▶ [Task objective]:
Only the lines from the one containing "Convert this screenshot" through the last line below should be written out, exactly and with both ends kept.

Dataset excerpts start

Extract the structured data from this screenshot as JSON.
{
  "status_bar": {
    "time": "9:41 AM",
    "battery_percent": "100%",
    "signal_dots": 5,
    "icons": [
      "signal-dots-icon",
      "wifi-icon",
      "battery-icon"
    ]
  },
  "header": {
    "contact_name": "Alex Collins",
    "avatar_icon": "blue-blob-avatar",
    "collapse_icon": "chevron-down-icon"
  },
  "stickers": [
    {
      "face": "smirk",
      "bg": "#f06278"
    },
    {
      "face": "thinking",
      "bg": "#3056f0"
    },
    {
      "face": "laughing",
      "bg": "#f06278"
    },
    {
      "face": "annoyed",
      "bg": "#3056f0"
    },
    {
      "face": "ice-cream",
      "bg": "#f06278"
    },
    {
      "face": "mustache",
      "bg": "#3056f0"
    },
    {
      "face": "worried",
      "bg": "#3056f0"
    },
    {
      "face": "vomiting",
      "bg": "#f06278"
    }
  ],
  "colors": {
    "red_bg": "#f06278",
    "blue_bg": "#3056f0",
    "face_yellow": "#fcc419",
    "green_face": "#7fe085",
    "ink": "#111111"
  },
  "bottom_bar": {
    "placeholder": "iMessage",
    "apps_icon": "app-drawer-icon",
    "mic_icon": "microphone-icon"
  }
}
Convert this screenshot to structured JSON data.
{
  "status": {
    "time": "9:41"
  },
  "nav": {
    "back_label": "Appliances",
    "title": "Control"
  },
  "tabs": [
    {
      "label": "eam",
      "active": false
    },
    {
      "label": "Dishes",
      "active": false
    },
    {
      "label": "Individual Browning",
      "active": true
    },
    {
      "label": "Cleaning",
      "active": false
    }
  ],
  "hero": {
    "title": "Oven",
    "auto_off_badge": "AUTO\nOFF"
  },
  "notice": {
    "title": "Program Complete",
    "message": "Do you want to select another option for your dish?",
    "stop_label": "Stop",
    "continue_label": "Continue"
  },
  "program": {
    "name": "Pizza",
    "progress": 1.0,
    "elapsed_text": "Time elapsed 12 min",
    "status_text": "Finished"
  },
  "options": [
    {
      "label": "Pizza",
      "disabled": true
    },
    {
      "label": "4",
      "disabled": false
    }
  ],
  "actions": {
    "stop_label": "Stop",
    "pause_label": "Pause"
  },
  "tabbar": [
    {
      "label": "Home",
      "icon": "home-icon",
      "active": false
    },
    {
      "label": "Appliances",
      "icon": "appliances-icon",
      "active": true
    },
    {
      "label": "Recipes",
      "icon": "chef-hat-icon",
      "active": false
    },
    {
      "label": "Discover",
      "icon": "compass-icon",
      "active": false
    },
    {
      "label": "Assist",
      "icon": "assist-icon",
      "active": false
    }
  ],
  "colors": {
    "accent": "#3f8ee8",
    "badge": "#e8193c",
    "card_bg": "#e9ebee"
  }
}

Dataset excerpts end

▶ [Full response]:
Convert this screenshot to structured JSON data.
{
  "status": {
    "time": "9:41"
  },
  "nav": {
    "back_label": "Appliances",
    "title": "Control"
  },
  "tabs": [
    {
      "label": "eam",
      "active": false
    },
    {
      "label": "Dishes",
      "active": false
    },
    {
      "label": "Individual Browning",
      "active": true
    },
    {
      "label": "Cleaning",
      "active": false
    }
  ],
  "hero": {
    "title": "Oven",
    "auto_off_badge": "AUTO\nOFF"
  },
  "notice": {
    "title": "Program Complete",
    "message": "Do you want to select another option for your dish?",
    "stop_label": "Stop",
    "continue_label": "Continue"
  },
  "program": {
    "name": "Pizza",
    "progress": 1.0,
    "elapsed_text": "Time elapsed 12 min",
    "status_text": "Finished"
  },
  "options": [
    {
      "label": "Pizza",
      "disabled": true
    },
    {
      "label": "4",
      "disabled": false
    }
  ],
  "actions": {
    "stop_label": "Stop",
    "pause_label": "Pause"
  },
  "tabbar": [
    {
      "label": "Home",
      "icon": "home-icon",
      "active": false
    },
    {
      "label": "Appliances",
      "icon": "appliances-icon",
      "active": true
    },
    {
      "label": "Recipes",
      "icon": "chef-hat-icon",
      "active": false
    },
    {
      "label": "Discover",
      "icon": "compass-icon",
      "active": false
    },
    {
      "label": "Assist",
      "icon": "assist-icon",
      "active": false
    }
  ],
  "colors": {
    "accent": "#3f8ee8",
    "badge": "#e8193c",
    "card_bg": "#e9ebee"
  }
}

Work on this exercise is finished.